[Some records]
====

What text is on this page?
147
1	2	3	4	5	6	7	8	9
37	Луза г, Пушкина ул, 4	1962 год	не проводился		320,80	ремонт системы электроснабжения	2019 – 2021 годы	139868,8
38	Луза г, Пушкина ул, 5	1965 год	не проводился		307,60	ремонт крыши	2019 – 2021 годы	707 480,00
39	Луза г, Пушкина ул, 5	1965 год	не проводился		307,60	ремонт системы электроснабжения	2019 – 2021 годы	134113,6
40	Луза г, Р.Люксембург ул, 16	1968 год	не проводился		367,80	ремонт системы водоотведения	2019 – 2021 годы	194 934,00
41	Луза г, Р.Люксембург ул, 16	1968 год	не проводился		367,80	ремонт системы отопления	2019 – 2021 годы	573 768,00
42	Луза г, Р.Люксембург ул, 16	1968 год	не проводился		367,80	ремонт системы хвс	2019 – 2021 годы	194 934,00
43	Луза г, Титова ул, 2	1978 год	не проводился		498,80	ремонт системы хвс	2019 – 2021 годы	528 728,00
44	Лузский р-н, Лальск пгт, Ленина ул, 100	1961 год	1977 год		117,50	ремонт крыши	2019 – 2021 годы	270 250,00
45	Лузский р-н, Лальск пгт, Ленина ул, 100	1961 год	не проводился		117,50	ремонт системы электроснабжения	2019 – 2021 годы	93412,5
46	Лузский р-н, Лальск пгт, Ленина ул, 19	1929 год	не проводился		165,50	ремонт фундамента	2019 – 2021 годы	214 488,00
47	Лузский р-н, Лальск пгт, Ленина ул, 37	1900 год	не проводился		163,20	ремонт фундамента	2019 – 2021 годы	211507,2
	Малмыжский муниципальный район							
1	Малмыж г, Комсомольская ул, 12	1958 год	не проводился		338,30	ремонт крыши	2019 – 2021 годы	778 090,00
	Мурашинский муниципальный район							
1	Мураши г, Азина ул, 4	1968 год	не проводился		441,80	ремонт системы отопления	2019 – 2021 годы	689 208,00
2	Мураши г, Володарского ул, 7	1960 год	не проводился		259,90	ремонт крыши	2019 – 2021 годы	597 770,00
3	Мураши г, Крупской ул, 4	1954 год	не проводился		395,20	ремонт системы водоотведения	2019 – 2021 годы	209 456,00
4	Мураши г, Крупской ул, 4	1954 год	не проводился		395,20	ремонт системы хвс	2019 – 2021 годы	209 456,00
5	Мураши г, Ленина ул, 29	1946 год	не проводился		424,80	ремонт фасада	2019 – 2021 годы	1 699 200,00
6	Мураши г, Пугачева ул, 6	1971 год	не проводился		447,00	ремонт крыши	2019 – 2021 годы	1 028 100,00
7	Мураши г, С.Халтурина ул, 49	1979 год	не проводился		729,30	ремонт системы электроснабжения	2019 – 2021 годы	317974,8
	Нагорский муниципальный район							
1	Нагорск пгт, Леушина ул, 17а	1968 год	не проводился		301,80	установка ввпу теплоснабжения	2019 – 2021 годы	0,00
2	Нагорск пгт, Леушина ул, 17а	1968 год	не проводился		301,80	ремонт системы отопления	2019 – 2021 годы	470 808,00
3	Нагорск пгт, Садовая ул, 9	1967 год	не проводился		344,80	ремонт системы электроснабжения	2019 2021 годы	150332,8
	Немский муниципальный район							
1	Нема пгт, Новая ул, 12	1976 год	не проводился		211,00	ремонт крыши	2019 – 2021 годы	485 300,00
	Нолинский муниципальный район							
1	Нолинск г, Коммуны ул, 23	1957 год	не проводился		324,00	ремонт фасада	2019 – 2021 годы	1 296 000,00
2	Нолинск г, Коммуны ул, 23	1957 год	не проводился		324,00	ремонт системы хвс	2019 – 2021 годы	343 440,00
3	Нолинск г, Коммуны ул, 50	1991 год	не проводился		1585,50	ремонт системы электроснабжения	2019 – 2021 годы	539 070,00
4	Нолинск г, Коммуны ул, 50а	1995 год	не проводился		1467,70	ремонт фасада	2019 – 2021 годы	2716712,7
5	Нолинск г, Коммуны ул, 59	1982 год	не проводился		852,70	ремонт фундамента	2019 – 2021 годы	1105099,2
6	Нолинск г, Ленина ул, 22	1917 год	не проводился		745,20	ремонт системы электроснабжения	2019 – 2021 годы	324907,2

====

*Written request*:
Your task is to repeat the data exactly, with nothing left out.

*Answer in full*:
What text is on this page?
147
1	2	3	4	5	6	7	8	9
37	Луза г, Пушкина ул, 4	1962 год	не проводился		320,80	ремонт системы электроснабжения	2019 – 2021 годы	139868,8
38	Луза г, Пушкина ул, 5	1965 год	не проводился		307,60	ремонт крыши	2019 – 2021 годы	707 480,00
39	Луза г, Пушкина ул, 5	1965 год	не проводился		307,60	ремонт системы электроснабжения	2019 – 2021 годы	134113,6
40	Луза г, Р.Люксембург ул, 16	1968 год	не проводился		367,80	ремонт системы водоотведения	2019 – 2021 годы	194 934,00
41	Луза г, Р.Люксембург ул, 16	1968 год	не проводился		367,80	ремонт системы отопления	2019 – 2021 годы	573 768,00
42	Луза г, Р.Люксембург ул, 16	1968 год	не проводился		367,80	ремонт системы хвс	2019 – 2021 годы	194 934,00
43	Луза г, Титова ул, 2	1978 год	не проводился		498,80	ремонт системы хвс	2019 – 2021 годы	528 728,00
44	Лузский р-н, Лальск пгт, Ленина ул, 100	1961 год	1977 год		117,50	ремонт крыши	2019 – 2021 годы	270 250,00
45	Лузский р-н, Лальск пгт, Ленина ул, 100	1961 год	не проводился		117,50	ремонт системы электроснабжения	2019 – 2021 годы	93412,5
46	Лузский р-н, Лальск пгт, Ленина ул, 19	1929 год	не проводился		165,50	ремонт фундамента	2019 – 2021 годы	214 488,00
47	Лузский р-н, Лальск пгт, Ленина ул, 37	1900 год	не проводился		163,20	ремонт фундамента	2019 – 2021 годы	211507,2
	Малмыжский муниципальный район							
1	Малмыж г, Комсомольская ул, 12	1958 год	не проводился		338,30	ремонт крыши	2019 – 2021 годы	778 090,00
	Мурашинский муниципальный район							
1	Мураши г, Азина ул, 4	1968 год	не проводился		441,80	ремонт системы отопления	2019 – 2021 годы	689 208,00
2	Мураши г, Володарского ул, 7	1960 год	не проводился		259,90	ремонт крыши	2019 – 2021 годы	597 770,00
3	Мураши г, Крупской ул, 4	1954 год	не проводился		395,20	ремонт системы водоотведения	2019 – 2021 годы	209 456,00
4	Мураши г, Крупской ул, 4	1954 год	не проводился		395,20	ремонт системы хвс	2019 – 2021 годы	209 456,00
5	Мураши г, Ленина ул, 29	1946 год	не проводился		424,80	ремонт фасада	2019 – 2021 годы	1 699 200,00
6	Мураши г, Пугачева ул, 6	1971 год	не проводился		447,00	ремонт крыши	2019 – 2021 годы	1 028 100,00
7	Мураши г, С.Халтурина ул, 49	1979 год	не проводился		729,30	ремонт системы электроснабжения	2019 – 2021 годы	317974,8
	Нагорский муниципальный район							
1	Нагорск пгт, Леушина ул, 17а	1968 год	не проводился		301,80	установка ввпу теплоснабжения	2019 – 2021 годы	0,00
2	Нагорск пгт, Леушина ул, 17а	1968 год	не проводился		301,80	ремонт системы отопления	2019 – 2021 годы	470 808,00
3	Нагорск пгт, Садовая ул, 9	1967 год	не проводился		344,80	ремонт системы электроснабжения	2019 2021 годы	150332,8
	Немский муниципальный район							
1	Нема пгт, Новая ул, 12	1976 год	не проводился		211,00	ремонт крыши	2019 – 2021 годы	485 300,00
	Нолинский муниципальный район							
1	Нолинск г, Коммуны ул, 23	1957 год	не проводился		324,00	ремонт фасада	2019 – 2021 годы	1 296 000,00
2	Нолинск г, Коммуны ул, 23	1957 год	не проводился		324,00	ремонт системы хвс	2019 – 2021 годы	343 440,00
3	Нолинск г, Коммуны ул, 50	1991 год	не проводился		1585,50	ремонт системы электроснабжения	2019 – 2021 годы	539 070,00
4	Нолинск г, Коммуны ул, 50а	1995 год	не проводился		1467,70	ремонт фасада	2019 – 2021 годы	2716712,7
5	Нолинск г, Коммуны ул, 59	1982 год	не проводился		852,70	ремонт фундамента	2019 – 2021 годы	1105099,2
6	Нолинск г, Ленина ул, 22	1917 год	не проводился		745,20	ремонт системы электроснабжения	2019 – 2021 годы	324907,2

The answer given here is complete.